▶ INPUT DATA

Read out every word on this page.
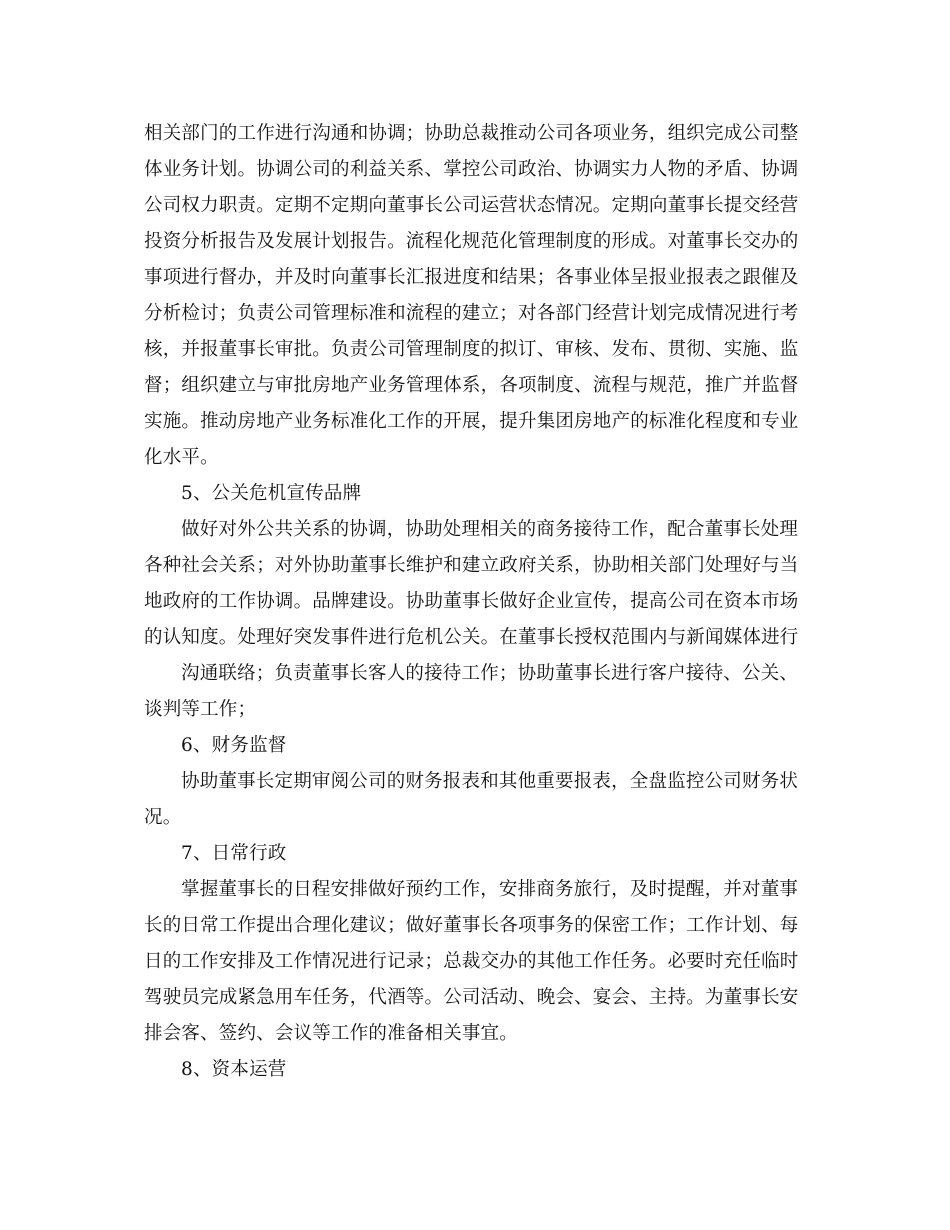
相关部门的工作进行沟通和协调；协助总裁推动公司各项业务，组织完成公司整
体业务计划。协调公司的利益关系、掌控公司政治、协调实力人物的矛盾、协调
公司权力职责。定期不定期向董事长公司运营状态情况。定期向董事长提交经营
投资分析报告及发展计划报告。流程化规范化管理制度的形成。对董事长交办的
事项进行督办，并及时向董事长汇报进度和结果；各事业体呈报业报表之跟催及
分析检讨；负责公司管理标准和流程的建立；对各部门经营计划完成情况进行考
核，并报董事长审批。负责公司管理制度的拟订、审核、发布、贯彻、实施、监
督；组织建立与审批房地产业务管理体系，各项制度、流程与规范，推广并监督
实施。推动房地产业务标准化工作的开展，提升集团房地产的标准化程度和专业
化水平。
5、公关危机宣传品牌
做好对外公共关系的协调，协助处理相关的商务接待工作，配合董事长处理
各种社会关系；对外协助董事长维护和建立政府关系，协助相关部门处理好与当
地政府的工作协调。品牌建设。协助董事长做好企业宣传，提高公司在资本市场
的认知度。处理好突发事件进行危机公关。在董事长授权范围内与新闻媒体进行
沟通联络；负责董事长客人的接待工作；协助董事长进行客户接待、公关、
谈判等工作；
6、财务监督
协助董事长定期审阅公司的财务报表和其他重要报表，全盘监控公司财务状
况。
7、日常行政
掌握董事长的日程安排做好预约工作，安排商务旅行，及时提醒，并对董事
长的日常工作提出合理化建议；做好董事长各项事务的保密工作；工作计划、每
日的工作安排及工作情况进行记录；总裁交办的其他工作任务。必要时充任临时
驾驶员完成紧急用车任务，代酒等。公司活动、晚会、宴会、主持。为董事长安
排会客、签约、会议等工作的准备相关事宜。
8、资本运营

▶ TASK OBJECTIVE
Transcribe the material exactly, and leave out whatever pictures it holds.

▶ RESULT OF THE TASK
Read out every word on this page.
相关部门的工作进行沟通和协调；协助总裁推动公司各项业务，组织完成公司整
体业务计划。协调公司的利益关系、掌控公司政治、协调实力人物的矛盾、协调
公司权力职责。定期不定期向董事长公司运营状态情况。定期向董事长提交经营
投资分析报告及发展计划报告。流程化规范化管理制度的形成。对董事长交办的
事项进行督办，并及时向董事长汇报进度和结果；各事业体呈报业报表之跟催及
分析检讨；负责公司管理标准和流程的建立；对各部门经营计划完成情况进行考
核，并报董事长审批。负责公司管理制度的拟订、审核、发布、贯彻、实施、监
督；组织建立与审批房地产业务管理体系，各项制度、流程与规范，推广并监督
实施。推动房地产业务标准化工作的开展，提升集团房地产的标准化程度和专业
化水平。
5、公关危机宣传品牌
做好对外公共关系的协调，协助处理相关的商务接待工作，配合董事长处理
各种社会关系；对外协助董事长维护和建立政府关系，协助相关部门处理好与当
地政府的工作协调。品牌建设。协助董事长做好企业宣传，提高公司在资本市场
的认知度。处理好突发事件进行危机公关。在董事长授权范围内与新闻媒体进行
沟通联络；负责董事长客人的接待工作；协助董事长进行客户接待、公关、
谈判等工作；
6、财务监督
协助董事长定期审阅公司的财务报表和其他重要报表，全盘监控公司财务状
况。
7、日常行政
掌握董事长的日程安排做好预约工作，安排商务旅行，及时提醒，并对董事
长的日常工作提出合理化建议；做好董事长各项事务的保密工作；工作计划、每
日的工作安排及工作情况进行记录；总裁交办的其他工作任务。必要时充任临时
驾驶员完成紧急用车任务，代酒等。公司活动、晚会、宴会、主持。为董事长安
排会客、签约、会议等工作的准备相关事宜。
8、资本运营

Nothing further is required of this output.